■ **GOAL OF THE EXERCISE**
Write out the entries again exactly as they are given.

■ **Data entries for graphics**
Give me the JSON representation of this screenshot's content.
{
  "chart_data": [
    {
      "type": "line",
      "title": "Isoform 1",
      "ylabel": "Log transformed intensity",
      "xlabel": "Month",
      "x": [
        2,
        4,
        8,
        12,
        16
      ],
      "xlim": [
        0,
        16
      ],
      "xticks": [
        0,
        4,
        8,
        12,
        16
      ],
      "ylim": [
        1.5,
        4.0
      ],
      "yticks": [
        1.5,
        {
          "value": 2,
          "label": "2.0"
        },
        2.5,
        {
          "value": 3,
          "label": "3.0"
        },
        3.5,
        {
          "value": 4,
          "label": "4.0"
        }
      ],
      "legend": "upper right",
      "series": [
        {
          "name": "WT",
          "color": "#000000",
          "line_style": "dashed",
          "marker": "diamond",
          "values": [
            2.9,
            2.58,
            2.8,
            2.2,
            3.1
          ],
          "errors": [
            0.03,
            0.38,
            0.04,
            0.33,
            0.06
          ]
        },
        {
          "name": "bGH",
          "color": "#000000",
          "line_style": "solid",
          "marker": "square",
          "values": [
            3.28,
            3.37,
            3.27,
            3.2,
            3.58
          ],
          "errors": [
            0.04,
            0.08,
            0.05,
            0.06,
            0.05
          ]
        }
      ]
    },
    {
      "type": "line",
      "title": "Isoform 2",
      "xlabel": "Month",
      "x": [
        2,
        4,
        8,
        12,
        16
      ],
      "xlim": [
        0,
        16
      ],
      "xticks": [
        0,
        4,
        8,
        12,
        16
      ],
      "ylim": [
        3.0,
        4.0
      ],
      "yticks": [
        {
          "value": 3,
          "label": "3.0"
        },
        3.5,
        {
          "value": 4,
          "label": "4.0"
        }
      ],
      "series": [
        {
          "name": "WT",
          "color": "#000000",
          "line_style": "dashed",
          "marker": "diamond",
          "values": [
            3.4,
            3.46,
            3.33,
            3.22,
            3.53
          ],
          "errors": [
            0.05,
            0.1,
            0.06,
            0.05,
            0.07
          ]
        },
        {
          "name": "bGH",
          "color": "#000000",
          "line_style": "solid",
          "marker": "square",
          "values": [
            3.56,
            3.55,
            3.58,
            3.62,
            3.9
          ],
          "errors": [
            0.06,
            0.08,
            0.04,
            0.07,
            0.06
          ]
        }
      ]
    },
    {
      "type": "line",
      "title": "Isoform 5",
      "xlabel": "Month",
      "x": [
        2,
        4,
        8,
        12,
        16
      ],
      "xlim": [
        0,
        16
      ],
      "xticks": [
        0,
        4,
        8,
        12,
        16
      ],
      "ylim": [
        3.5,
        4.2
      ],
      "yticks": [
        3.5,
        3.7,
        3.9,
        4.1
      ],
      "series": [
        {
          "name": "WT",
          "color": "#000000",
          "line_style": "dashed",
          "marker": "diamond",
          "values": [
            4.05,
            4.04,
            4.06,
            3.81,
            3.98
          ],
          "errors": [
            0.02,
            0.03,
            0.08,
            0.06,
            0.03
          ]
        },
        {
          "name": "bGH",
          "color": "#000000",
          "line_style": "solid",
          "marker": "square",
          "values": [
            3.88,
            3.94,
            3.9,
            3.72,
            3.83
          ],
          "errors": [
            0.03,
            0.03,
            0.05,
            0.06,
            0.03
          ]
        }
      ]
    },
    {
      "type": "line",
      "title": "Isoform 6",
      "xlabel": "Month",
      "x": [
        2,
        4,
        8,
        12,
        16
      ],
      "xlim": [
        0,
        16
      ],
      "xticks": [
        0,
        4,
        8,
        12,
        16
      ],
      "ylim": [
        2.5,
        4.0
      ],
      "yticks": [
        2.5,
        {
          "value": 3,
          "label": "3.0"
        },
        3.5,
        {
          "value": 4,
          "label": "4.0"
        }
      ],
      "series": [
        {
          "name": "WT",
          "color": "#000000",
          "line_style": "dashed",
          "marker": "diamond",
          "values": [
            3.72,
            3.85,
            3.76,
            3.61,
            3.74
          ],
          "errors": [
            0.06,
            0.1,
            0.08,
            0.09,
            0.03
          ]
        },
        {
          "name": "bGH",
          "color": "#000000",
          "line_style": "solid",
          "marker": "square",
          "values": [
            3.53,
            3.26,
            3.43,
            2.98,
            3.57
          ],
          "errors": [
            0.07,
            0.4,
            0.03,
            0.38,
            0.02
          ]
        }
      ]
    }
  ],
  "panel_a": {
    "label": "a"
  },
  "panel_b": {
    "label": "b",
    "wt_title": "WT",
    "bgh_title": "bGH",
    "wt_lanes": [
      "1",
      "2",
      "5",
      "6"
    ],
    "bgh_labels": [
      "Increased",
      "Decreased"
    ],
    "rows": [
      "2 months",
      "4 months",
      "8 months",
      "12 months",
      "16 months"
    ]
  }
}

■ **FINAL RESULT**
Give me the JSON representation of this screenshot's content.
{
  "chart_data": [
    {
      "type": "line",
      "title": "Isoform 1",
      "ylabel": "Log transformed intensity",
      "xlabel": "Month",
      "x": [
        2,
        4,
        8,
        12,
        16
      ],
      "xlim": [
        0,
        16
      ],
      "xticks": [
        0,
        4,
        8,
        12,
        16
      ],
      "ylim": [
        1.5,
        4.0
      ],
      "yticks": [
        1.5,
        {
          "value": 2,
          "label": "2.0"
        },
        2.5,
        {
          "value": 3,
          "label": "3.0"
        },
        3.5,
        {
          "value": 4,
          "label": "4.0"
        }
      ],
      "legend": "upper right",
      "series": [
        {
          "name": "WT",
          "color": "#000000",
          "line_style": "dashed",
          "marker": "diamond",
          "values": [
            2.9,
            2.58,
            2.8,
            2.2,
            3.1
          ],
          "errors": [
            0.03,
            0.38,
            0.04,
            0.33,
            0.06
          ]
        },
        {
          "name": "bGH",
          "color": "#000000",
          "line_style": "solid",
          "marker": "square",
          "values": [
            3.28,
            3.37,
            3.27,
            3.2,
            3.58
          ],
          "errors": [
            0.04,
            0.08,
            0.05,
            0.06,
            0.05
          ]
        }
      ]
    },
    {
      "type": "line",
      "title": "Isoform 2",
      "xlabel": "Month",
      "x": [
        2,
        4,
        8,
        12,
        16
      ],
      "xlim": [
        0,
        16
      ],
      "xticks": [
        0,
        4,
        8,
        12,
        16
      ],
      "ylim": [
        3.0,
        4.0
      ],
      "yticks": [
        {
          "value": 3,
          "label": "3.0"
        },
        3.5,
        {
          "value": 4,
          "label": "4.0"
        }
      ],
      "series": [
        {
          "name": "WT",
          "color": "#000000",
          "line_style": "dashed",
          "marker": "diamond",
          "values": [
            3.4,
            3.46,
            3.33,
            3.22,
            3.53
          ],
          "errors": [
            0.05,
            0.1,
            0.06,
            0.05,
            0.07
          ]
        },
        {
          "name": "bGH",
          "color": "#000000",
          "line_style": "solid",
          "marker": "square",
          "values": [
            3.56,
            3.55,
            3.58,
            3.62,
            3.9
          ],
          "errors": [
            0.06,
            0.08,
            0.04,
            0.07,
            0.06
          ]
        }
      ]
    },
    {
      "type": "line",
      "title": "Isoform 5",
      "xlabel": "Month",
      "x": [
        2,
        4,
        8,
        12,
        16
      ],
      "xlim": [
        0,
        16
      ],
      "xticks": [
        0,
        4,
        8,
        12,
        16
      ],
      "ylim": [
        3.5,
        4.2
      ],
      "yticks": [
        3.5,
        3.7,
        3.9,
        4.1
      ],
      "series": [
        {
          "name": "WT",
          "color": "#000000",
          "line_style": "dashed",
          "marker": "diamond",
          "values": [
            4.05,
            4.04,
            4.06,
            3.81,
            3.98
          ],
          "errors": [
            0.02,
            0.03,
            0.08,
            0.06,
            0.03
          ]
        },
        {
          "name": "bGH",
          "color": "#000000",
          "line_style": "solid",
          "marker": "square",
          "values": [
            3.88,
            3.94,
            3.9,
            3.72,
            3.83
          ],
          "errors": [
            0.03,
            0.03,
            0.05,
            0.06,
            0.03
          ]
        }
      ]
    },
    {
      "type": "line",
      "title": "Isoform 6",
      "xlabel": "Month",
      "x": [
        2,
        4,
        8,
        12,
        16
      ],
      "xlim": [
        0,
        16
      ],
      "xticks": [
        0,
        4,
        8,
        12,
        16
      ],
      "ylim": [
        2.5,
        4.0
      ],
      "yticks": [
        2.5,
        {
          "value": 3,
          "label": "3.0"
        },
        3.5,
        {
          "value": 4,
          "label": "4.0"
        }
      ],
      "series": [
        {
          "name": "WT",
          "color": "#000000",
          "line_style": "dashed",
          "marker": "diamond",
          "values": [
            3.72,
            3.85,
            3.76,
            3.61,
            3.74
          ],
          "errors": [
            0.06,
            0.1,
            0.08,
            0.09,
            0.03
          ]
        },
        {
          "name": "bGH",
          "color": "#000000",
          "line_style": "solid",
          "marker": "square",
          "values": [
            3.53,
            3.26,
            3.43,
            2.98,
            3.57
          ],
          "errors": [
            0.07,
            0.4,
            0.03,
            0.38,
            0.02
          ]
        }
      ]
    }
  ],
  "panel_a": {
    "label": "a"
  },
  "panel_b": {
    "label": "b",
    "wt_title": "WT",
    "bgh_title": "bGH",
    "wt_lanes": [
      "1",
      "2",
      "5",
      "6"
    ],
    "bgh_labels": [
      "Increased",
      "Decreased"
    ],
    "rows": [
      "2 months",
      "4 months",
      "8 months",
      "12 months",
      "16 months"
    ]
  }
}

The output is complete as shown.